■ **Work to complete**:
Output the lines that follow exactly as they are.

■ **Information shown**:
⟨
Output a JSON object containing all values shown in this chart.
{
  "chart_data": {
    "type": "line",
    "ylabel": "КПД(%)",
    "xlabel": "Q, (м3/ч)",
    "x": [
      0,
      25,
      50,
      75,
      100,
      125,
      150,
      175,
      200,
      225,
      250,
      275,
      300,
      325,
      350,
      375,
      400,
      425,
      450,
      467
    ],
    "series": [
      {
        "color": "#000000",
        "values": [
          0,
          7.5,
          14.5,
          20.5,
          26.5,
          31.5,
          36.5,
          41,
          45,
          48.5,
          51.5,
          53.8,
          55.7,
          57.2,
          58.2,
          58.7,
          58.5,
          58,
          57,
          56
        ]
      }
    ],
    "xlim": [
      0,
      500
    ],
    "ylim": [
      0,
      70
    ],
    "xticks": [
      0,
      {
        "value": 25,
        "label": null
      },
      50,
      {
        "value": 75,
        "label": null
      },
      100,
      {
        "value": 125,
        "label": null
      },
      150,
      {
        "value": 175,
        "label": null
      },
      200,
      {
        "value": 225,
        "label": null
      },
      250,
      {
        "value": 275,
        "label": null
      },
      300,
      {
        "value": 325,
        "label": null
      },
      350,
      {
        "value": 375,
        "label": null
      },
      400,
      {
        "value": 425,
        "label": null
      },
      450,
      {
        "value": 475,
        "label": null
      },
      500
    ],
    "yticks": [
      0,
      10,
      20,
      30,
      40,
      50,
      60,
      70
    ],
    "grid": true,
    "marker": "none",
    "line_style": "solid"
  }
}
⟩
■ **Correct result**:
Output a JSON object containing all values shown in this chart.
{
  "chart_data": {
    "type": "line",
    "ylabel": "КПД(%)",
    "xlabel": "Q, (м3/ч)",
    "x": [
      0,
      25,
      50,
      75,
      100,
      125,
      150,
      175,
      200,
      225,
      250,
      275,
      300,
      325,
      350,
      375,
      400,
      425,
      450,
      467
    ],
    "series": [
      {
        "color": "#000000",
        "values": [
          0,
          7.5,
          14.5,
          20.5,
          26.5,
          31.5,
          36.5,
          41,
          45,
          48.5,
          51.5,
          53.8,
          55.7,
          57.2,
          58.2,
          58.7,
          58.5,
          58,
          57,
          56
        ]
      }
    ],
    "xlim": [
      0,
      500
    ],
    "ylim": [
      0,
      70
    ],
    "xticks": [
      0,
      {
        "value": 25,
        "label": null
      },
      50,
      {
        "value": 75,
        "label": null
      },
      100,
      {
        "value": 125,
        "label": null
      },
      150,
      {
        "value": 175,
        "label": null
      },
      200,
      {
        "value": 225,
        "label": null
      },
      250,
      {
        "value": 275,
        "label": null
      },
      300,
      {
        "value": 325,
        "label": null
      },
      350,
      {
        "value": 375,
        "label": null
      },
      400,
      {
        "value": 425,
        "label": null
      },
      450,
      {
        "value": 475,
        "label": null
      },
      500
    ],
    "yticks": [
      0,
      10,
      20,
      30,
      40,
      50,
      60,
      70
    ],
    "grid": true,
    "marker": "none",
    "line_style": "solid"
  }
}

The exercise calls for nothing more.